## EXERCISE DETAILS
From the entries below, gather every line containing the string "сбора".

------

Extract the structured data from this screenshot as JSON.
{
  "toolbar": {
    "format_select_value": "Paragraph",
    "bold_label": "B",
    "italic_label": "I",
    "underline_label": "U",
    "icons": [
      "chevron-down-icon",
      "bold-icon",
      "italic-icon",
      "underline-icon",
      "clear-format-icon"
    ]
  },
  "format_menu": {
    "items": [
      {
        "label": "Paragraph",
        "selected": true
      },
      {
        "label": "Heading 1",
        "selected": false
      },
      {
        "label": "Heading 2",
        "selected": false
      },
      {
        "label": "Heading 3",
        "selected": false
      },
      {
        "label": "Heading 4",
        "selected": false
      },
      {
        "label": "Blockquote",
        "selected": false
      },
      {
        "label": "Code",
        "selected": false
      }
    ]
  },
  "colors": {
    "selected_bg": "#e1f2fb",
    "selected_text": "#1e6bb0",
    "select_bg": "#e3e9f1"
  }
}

------

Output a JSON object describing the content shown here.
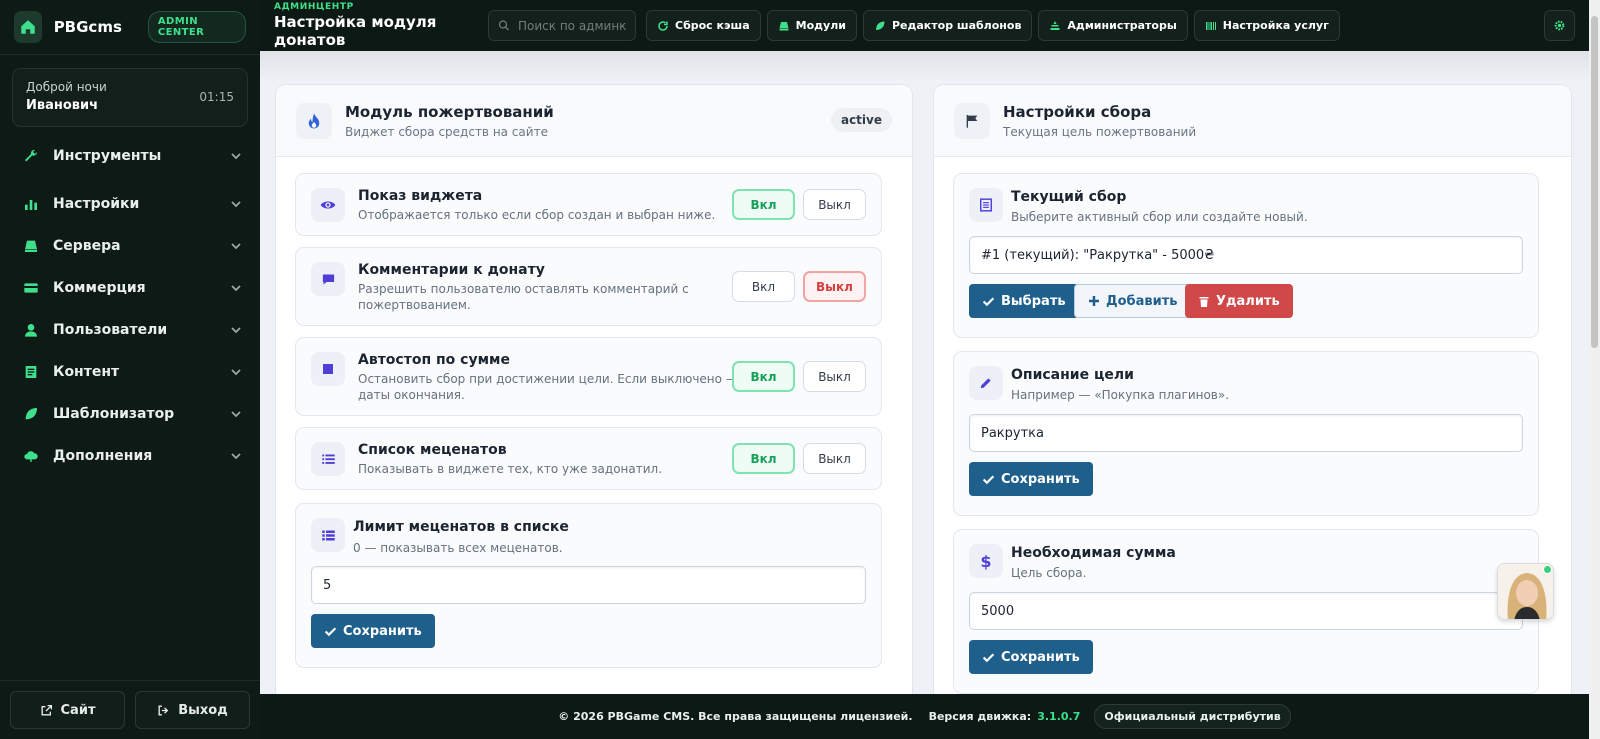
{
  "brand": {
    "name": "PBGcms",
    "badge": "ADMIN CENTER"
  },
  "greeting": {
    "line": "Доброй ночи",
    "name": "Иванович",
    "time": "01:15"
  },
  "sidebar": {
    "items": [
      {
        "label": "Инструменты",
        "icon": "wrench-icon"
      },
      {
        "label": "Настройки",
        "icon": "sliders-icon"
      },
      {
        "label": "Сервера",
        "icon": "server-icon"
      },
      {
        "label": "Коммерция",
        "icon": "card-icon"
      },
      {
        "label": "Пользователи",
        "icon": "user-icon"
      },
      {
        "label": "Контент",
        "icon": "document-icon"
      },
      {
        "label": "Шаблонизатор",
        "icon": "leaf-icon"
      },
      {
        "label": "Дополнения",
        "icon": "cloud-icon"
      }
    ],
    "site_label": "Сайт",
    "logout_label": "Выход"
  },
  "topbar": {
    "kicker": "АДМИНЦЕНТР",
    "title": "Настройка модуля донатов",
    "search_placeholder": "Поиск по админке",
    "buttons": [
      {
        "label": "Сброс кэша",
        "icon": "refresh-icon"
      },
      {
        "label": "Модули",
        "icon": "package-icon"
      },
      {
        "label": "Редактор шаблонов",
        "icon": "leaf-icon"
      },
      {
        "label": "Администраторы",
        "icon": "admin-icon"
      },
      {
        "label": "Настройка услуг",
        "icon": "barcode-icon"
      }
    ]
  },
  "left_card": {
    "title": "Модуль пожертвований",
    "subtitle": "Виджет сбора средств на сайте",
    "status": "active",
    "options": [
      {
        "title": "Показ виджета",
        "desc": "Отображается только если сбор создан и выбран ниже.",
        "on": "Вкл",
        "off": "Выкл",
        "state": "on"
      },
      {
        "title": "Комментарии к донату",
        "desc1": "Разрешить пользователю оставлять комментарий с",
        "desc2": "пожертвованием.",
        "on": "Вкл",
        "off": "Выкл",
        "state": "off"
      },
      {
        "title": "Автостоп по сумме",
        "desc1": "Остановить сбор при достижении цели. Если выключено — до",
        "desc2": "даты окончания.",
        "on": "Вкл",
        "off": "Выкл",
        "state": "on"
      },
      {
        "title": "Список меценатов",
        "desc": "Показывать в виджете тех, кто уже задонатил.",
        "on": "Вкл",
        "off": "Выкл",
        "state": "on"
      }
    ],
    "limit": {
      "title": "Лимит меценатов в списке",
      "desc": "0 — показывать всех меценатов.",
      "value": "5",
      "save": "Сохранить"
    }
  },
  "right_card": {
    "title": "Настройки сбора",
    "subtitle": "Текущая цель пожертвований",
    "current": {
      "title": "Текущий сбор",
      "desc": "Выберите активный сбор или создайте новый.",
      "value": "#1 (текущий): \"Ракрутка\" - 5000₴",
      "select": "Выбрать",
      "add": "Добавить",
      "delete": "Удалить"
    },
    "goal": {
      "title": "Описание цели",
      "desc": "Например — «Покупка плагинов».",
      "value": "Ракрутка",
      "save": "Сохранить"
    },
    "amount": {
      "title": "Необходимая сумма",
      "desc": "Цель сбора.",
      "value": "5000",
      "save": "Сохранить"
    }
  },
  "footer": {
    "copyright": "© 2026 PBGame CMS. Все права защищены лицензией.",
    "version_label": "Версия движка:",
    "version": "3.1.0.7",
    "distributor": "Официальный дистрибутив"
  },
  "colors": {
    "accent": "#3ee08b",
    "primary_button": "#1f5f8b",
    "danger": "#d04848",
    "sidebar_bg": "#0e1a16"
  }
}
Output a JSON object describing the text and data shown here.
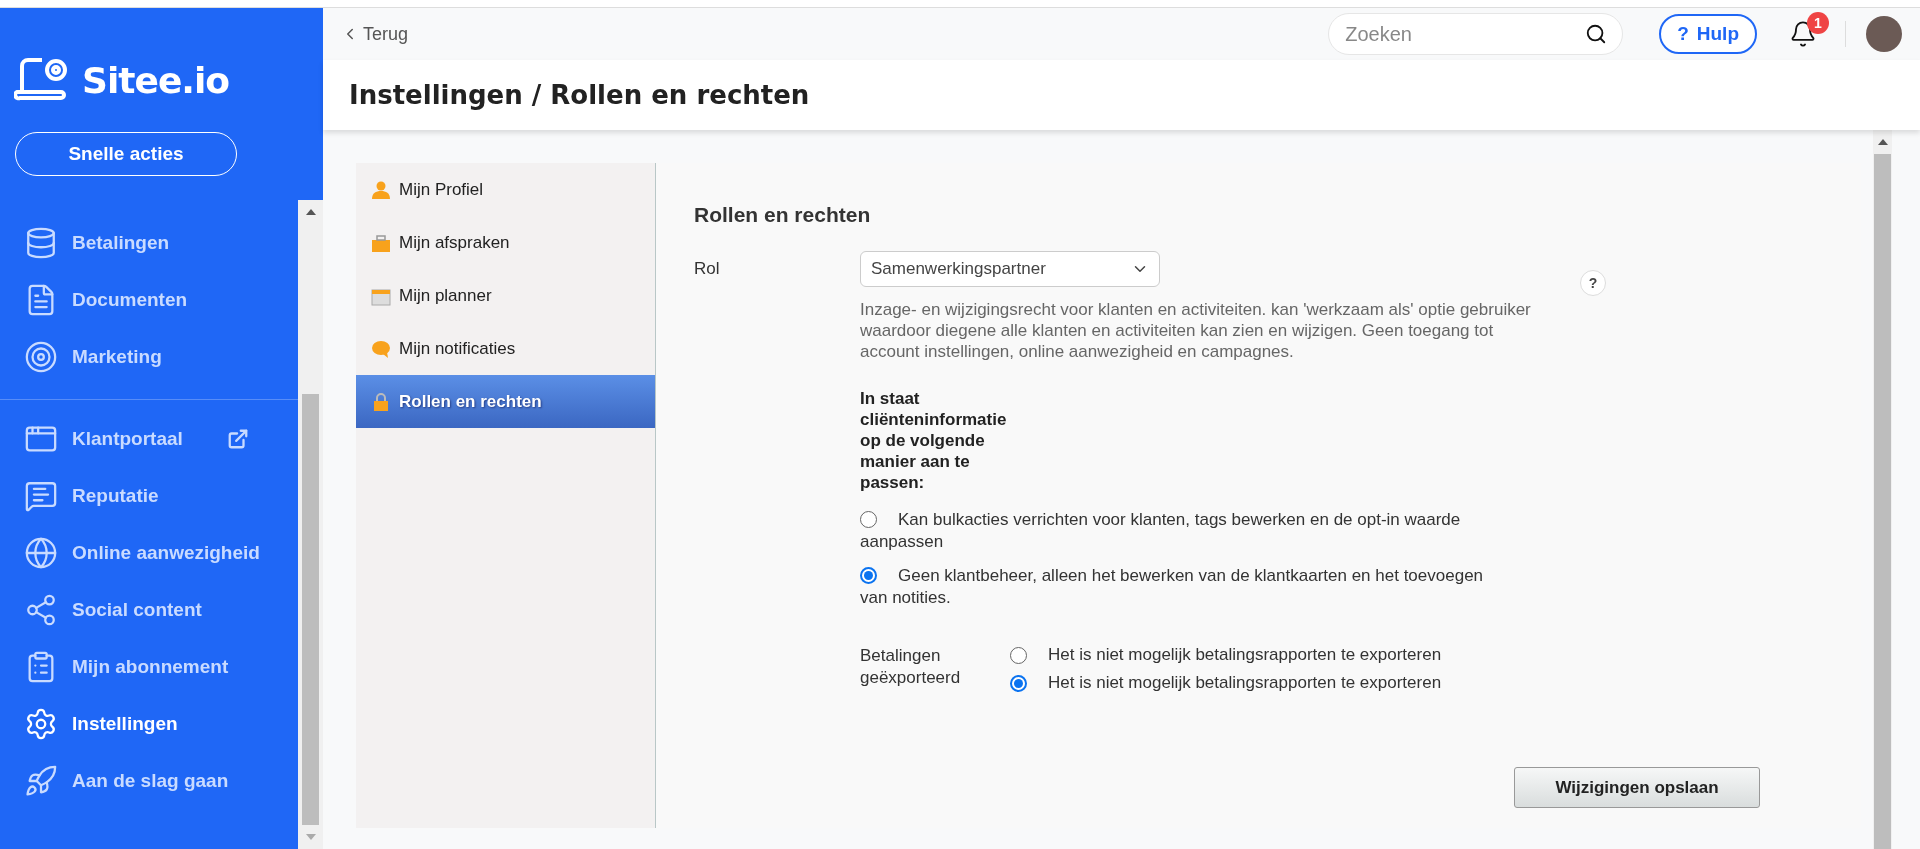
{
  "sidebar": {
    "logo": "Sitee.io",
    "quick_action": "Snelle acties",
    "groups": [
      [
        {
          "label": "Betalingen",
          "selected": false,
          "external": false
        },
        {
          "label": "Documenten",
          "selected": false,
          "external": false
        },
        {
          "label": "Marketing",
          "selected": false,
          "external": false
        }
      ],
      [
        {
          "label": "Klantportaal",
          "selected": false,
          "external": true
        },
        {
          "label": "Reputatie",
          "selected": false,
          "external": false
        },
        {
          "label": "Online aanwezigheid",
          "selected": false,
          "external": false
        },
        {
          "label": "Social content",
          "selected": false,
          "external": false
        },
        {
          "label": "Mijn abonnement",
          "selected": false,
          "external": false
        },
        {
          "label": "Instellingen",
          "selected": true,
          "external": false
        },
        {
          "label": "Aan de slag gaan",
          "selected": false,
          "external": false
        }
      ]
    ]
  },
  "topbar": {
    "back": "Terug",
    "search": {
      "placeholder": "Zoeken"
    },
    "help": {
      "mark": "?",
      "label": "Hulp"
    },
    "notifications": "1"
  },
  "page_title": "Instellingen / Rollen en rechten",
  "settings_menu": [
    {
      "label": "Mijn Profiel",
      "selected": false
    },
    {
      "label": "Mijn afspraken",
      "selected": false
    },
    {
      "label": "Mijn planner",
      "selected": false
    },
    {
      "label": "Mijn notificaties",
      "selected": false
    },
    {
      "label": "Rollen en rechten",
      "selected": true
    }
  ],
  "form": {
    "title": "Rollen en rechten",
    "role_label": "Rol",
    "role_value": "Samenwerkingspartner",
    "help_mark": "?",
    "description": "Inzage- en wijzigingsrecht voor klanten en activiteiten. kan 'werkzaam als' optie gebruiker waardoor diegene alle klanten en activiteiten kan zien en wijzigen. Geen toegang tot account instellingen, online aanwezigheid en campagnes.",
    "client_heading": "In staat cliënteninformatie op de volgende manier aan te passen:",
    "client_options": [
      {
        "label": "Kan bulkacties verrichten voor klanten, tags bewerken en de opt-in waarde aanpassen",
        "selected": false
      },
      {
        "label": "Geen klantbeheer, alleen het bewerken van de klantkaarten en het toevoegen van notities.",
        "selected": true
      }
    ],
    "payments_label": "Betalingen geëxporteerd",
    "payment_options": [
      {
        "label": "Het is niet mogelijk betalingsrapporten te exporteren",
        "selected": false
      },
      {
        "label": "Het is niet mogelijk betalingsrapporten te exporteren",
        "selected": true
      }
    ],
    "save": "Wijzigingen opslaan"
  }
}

------

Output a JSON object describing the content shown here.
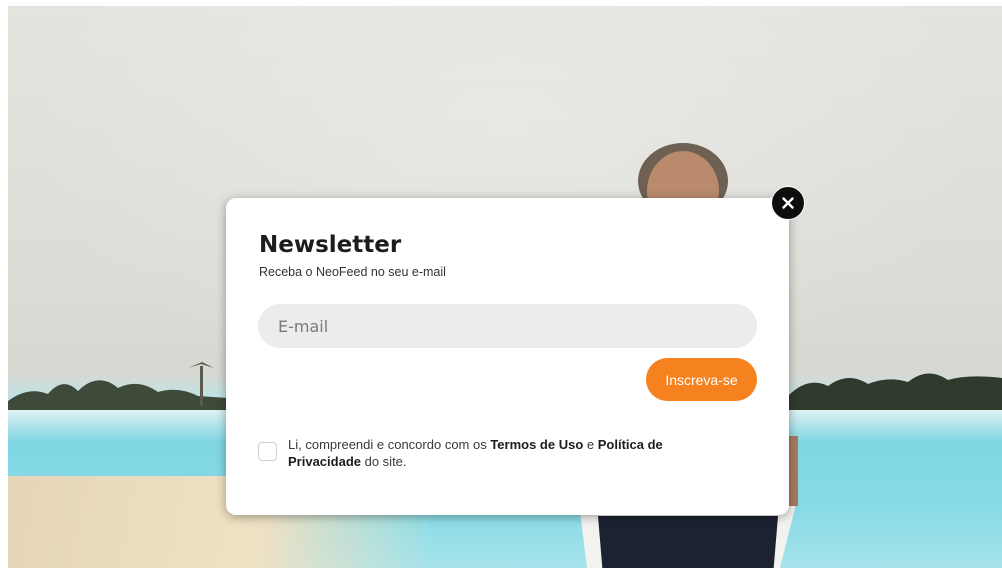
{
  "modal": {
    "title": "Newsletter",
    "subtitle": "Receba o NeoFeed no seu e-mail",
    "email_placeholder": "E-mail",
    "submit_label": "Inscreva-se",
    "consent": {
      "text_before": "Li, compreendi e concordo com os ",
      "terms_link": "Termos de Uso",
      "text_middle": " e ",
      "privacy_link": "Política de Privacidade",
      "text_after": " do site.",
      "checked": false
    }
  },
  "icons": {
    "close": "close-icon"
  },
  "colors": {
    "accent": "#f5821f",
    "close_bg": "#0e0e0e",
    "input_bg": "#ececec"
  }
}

------

## THE SOLUTION
    "subtitle": "Виджет сбора средств на сайте",
    "title": "Настройки сбора",
      "desc": "Цель сбора.",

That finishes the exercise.